**What to produce:** Each line containing the word "image" should be found and copied.
──────── Stored data
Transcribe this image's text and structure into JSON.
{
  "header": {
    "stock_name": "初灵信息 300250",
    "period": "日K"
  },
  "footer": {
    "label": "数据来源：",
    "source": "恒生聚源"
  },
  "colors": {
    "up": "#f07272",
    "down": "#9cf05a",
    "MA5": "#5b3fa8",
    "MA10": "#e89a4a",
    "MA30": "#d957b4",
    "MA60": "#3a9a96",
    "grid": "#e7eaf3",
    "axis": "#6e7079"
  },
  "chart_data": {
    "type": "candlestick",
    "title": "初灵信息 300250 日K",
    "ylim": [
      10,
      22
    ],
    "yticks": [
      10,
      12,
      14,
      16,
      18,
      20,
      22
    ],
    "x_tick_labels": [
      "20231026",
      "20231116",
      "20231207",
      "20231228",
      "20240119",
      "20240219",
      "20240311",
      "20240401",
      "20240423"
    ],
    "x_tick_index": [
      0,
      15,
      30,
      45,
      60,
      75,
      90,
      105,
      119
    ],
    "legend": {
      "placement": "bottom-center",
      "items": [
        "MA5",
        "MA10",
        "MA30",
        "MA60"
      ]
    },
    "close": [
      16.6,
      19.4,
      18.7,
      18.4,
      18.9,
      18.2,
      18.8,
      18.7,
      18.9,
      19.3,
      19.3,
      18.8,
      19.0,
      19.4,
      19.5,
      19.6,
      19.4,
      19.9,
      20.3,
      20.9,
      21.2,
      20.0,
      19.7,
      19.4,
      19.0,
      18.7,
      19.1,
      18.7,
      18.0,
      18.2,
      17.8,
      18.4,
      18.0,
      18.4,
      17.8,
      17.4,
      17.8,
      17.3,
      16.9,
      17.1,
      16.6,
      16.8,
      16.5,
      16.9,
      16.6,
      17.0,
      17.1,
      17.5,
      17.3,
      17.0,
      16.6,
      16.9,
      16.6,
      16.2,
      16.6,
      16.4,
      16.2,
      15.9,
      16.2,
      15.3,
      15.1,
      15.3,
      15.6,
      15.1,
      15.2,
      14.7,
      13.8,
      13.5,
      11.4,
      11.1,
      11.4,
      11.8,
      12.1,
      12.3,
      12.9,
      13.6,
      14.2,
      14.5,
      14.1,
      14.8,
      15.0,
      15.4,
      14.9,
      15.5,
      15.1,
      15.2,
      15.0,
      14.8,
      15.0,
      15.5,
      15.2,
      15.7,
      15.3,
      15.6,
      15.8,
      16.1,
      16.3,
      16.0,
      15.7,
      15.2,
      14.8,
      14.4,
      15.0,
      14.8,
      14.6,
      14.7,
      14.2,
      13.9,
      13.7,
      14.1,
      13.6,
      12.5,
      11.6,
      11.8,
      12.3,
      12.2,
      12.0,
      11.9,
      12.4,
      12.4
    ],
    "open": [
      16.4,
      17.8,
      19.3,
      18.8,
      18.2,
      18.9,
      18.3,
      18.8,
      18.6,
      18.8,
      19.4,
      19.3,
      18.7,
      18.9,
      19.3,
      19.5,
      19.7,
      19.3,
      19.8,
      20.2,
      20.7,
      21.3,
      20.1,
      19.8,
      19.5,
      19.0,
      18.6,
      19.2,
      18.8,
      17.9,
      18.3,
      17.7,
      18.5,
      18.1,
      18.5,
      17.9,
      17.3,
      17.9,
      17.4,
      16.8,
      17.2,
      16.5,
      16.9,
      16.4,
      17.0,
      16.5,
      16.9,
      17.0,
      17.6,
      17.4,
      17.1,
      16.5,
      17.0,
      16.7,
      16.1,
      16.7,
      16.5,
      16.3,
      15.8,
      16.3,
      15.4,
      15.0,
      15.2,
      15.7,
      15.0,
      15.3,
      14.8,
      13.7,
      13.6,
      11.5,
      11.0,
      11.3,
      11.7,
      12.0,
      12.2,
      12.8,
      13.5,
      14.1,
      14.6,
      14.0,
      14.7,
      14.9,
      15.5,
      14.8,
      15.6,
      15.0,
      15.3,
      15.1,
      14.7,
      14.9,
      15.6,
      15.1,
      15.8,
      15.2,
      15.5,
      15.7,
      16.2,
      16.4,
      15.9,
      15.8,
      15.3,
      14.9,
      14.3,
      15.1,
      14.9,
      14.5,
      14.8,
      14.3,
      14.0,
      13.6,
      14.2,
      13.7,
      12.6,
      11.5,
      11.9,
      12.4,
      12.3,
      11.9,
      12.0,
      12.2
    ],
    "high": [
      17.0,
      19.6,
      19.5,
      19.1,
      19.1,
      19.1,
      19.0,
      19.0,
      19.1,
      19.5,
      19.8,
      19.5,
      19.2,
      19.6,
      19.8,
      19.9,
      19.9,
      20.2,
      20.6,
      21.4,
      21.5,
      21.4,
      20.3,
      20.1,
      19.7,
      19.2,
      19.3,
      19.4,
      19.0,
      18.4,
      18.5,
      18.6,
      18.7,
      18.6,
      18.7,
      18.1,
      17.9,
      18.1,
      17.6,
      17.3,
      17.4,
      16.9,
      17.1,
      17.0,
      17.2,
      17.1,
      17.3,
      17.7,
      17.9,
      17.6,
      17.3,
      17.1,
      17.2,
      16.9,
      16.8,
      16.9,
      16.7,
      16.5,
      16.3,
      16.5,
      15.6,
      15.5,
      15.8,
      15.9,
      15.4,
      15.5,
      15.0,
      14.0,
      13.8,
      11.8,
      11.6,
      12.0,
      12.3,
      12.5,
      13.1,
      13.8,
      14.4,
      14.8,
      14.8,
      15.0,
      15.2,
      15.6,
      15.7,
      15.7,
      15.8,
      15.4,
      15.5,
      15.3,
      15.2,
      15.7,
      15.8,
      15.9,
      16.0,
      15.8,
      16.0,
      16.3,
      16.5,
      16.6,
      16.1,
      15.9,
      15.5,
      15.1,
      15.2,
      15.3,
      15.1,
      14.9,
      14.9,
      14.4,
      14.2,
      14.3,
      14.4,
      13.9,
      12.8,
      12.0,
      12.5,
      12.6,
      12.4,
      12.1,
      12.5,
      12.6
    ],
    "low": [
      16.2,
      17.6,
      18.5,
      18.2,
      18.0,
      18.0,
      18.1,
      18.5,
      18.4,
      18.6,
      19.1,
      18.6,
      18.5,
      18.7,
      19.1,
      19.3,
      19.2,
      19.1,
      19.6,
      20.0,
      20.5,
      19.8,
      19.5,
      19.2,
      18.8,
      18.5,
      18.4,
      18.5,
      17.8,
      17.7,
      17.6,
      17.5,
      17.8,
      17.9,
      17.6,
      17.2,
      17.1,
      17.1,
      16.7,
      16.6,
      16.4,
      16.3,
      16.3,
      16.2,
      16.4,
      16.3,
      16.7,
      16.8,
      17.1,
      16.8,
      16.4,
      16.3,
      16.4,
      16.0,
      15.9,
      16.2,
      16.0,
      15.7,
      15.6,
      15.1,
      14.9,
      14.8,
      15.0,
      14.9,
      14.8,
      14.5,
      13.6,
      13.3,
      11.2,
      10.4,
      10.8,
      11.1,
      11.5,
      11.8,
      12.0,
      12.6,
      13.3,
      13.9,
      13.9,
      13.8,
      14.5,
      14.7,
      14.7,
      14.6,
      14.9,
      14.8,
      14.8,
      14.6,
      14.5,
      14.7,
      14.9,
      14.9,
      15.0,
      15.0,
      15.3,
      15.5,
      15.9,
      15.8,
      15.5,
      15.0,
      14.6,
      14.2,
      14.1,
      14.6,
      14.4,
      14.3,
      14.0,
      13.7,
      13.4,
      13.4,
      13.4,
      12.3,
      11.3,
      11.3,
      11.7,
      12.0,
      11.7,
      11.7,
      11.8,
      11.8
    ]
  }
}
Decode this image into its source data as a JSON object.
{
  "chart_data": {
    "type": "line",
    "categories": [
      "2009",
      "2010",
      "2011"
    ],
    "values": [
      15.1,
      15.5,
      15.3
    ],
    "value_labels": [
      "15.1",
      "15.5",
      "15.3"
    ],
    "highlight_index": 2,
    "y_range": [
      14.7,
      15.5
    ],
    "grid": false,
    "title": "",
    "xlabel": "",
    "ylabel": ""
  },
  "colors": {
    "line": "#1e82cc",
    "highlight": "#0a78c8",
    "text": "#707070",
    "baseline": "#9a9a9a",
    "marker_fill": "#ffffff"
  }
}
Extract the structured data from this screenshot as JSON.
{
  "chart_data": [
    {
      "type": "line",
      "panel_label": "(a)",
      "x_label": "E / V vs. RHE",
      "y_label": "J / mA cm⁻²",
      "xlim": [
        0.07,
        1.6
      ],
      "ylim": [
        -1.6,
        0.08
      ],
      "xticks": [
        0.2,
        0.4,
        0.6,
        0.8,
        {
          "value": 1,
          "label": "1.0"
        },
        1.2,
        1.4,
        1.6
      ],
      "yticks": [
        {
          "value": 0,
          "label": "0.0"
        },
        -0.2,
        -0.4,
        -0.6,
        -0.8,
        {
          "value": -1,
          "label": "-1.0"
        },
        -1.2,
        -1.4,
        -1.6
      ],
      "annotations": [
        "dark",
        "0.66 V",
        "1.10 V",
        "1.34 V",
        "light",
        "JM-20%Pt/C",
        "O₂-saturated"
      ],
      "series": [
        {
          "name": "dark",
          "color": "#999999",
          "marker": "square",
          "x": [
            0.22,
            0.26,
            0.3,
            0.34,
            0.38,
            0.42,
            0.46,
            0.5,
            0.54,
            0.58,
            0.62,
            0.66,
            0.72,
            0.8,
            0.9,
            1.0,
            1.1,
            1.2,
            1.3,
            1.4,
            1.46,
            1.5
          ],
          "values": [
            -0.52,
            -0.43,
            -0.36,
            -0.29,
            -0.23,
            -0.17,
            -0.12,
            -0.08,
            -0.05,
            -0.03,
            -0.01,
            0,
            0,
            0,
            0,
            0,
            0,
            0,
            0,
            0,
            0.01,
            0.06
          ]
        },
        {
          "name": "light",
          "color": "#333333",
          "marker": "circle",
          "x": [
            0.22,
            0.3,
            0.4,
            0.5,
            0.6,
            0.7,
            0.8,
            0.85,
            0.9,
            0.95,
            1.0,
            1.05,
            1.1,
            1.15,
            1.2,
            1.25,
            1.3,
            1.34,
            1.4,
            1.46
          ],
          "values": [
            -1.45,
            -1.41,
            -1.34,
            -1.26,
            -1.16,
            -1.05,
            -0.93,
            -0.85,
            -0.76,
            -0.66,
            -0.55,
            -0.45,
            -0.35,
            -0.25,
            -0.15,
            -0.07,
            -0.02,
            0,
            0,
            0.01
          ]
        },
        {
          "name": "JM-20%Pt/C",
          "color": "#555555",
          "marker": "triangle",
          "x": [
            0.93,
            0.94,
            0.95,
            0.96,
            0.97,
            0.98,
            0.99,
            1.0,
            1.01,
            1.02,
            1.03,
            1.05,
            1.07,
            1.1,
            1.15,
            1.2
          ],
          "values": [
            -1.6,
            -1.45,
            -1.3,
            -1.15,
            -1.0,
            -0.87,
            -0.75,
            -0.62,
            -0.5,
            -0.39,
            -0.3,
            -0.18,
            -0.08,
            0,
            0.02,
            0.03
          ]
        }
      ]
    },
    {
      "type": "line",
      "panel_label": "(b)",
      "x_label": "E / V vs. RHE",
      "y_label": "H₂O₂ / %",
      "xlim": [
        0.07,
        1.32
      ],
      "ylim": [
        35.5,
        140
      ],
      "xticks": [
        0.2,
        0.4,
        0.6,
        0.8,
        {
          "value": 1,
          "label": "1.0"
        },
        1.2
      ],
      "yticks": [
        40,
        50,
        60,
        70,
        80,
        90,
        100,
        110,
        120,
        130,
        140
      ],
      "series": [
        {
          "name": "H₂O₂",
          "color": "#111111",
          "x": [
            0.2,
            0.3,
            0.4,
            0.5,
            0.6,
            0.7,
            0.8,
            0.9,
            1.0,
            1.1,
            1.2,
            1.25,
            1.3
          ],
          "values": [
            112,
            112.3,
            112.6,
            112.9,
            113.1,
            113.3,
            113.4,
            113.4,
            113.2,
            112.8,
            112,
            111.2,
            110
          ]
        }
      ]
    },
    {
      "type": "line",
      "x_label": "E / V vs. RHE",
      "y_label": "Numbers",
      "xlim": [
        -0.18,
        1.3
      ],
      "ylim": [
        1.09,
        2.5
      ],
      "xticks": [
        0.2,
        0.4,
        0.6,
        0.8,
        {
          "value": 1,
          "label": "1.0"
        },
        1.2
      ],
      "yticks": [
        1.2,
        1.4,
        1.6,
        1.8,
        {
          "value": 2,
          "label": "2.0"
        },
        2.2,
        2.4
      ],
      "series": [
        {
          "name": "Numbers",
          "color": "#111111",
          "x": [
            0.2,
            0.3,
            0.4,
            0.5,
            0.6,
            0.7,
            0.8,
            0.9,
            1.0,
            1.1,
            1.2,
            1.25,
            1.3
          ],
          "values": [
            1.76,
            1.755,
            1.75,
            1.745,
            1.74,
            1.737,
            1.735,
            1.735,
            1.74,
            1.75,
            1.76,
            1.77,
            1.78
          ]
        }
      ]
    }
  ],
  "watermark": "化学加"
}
────────────────
**Worked solution:**
Transcribe this image's text and structure into JSON.
Decode this image into its source data as a JSON object.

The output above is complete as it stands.